**Records for the task:**
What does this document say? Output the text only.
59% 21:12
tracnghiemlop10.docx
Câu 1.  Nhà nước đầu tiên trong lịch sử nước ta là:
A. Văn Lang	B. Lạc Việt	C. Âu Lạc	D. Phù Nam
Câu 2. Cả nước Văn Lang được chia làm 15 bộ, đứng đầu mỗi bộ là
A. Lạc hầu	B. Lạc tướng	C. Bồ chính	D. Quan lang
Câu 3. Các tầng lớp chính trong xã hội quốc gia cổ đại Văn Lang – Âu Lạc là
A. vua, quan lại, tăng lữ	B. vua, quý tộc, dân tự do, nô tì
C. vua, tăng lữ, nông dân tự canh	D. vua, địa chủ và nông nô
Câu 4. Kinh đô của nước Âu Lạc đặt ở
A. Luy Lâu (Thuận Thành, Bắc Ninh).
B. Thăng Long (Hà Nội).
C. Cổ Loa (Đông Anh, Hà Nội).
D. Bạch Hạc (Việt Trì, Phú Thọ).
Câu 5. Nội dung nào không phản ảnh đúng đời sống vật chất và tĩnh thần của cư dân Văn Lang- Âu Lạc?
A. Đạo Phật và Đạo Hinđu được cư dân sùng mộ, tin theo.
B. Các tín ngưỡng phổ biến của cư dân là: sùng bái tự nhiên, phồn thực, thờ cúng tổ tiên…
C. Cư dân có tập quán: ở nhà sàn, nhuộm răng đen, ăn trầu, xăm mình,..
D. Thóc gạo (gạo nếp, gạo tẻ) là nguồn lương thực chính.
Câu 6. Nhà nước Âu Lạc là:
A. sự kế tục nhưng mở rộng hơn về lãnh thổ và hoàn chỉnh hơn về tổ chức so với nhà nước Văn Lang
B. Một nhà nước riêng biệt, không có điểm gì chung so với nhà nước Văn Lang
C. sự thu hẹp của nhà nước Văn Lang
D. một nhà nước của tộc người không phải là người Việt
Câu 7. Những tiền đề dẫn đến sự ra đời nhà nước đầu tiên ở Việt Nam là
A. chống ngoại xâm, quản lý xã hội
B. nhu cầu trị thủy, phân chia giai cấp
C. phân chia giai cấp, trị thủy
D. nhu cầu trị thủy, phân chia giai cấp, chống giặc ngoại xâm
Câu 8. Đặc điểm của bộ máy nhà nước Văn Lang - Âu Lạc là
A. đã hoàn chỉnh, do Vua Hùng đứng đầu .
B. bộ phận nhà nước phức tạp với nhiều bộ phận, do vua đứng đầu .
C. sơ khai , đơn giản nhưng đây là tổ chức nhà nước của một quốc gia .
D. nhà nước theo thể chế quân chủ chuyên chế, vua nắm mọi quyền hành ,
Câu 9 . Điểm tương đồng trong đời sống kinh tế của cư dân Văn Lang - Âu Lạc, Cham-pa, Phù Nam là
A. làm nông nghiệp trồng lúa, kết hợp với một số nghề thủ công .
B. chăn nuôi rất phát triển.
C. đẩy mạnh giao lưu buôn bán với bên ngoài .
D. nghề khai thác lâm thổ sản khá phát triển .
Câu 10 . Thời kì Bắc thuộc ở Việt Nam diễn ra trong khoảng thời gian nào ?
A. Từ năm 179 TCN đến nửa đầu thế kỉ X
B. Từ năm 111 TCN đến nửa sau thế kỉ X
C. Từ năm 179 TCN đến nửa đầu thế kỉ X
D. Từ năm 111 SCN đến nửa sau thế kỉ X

**Exercise description:** Tell how many lines in the records above contain "nông", giving the number and no other words.

**Result below:** 2